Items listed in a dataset
┌──

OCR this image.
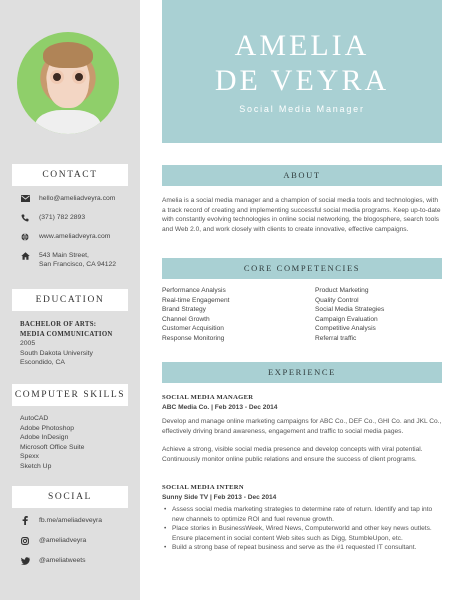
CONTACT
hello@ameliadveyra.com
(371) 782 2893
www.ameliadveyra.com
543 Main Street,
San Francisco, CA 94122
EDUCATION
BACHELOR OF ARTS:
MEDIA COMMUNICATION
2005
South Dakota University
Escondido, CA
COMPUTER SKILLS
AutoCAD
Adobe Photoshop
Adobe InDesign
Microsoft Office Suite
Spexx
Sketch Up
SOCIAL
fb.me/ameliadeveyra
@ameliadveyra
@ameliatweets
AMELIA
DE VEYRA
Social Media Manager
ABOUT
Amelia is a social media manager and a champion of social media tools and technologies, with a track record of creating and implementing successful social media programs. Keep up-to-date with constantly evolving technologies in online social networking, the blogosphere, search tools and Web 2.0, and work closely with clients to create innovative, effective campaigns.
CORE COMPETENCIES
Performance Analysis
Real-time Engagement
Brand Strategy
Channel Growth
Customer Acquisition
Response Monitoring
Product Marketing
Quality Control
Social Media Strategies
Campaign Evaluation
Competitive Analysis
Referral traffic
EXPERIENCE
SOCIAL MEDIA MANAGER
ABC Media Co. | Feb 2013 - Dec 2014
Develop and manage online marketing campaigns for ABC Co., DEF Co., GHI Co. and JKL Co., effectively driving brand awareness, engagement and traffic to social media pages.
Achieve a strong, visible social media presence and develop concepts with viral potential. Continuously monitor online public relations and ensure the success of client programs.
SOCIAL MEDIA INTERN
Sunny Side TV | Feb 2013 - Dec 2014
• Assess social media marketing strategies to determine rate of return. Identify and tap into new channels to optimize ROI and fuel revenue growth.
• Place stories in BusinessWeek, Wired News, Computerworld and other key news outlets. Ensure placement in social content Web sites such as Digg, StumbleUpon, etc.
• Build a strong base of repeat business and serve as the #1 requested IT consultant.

└──

▶ _Brief_:
Within the entries above, find every line where the string "ameliadveyra" occurs, and copy it.

▶ _Solved problem_:
hello@ameliadveyra.com
www.ameliadveyra.com
@ameliadveyra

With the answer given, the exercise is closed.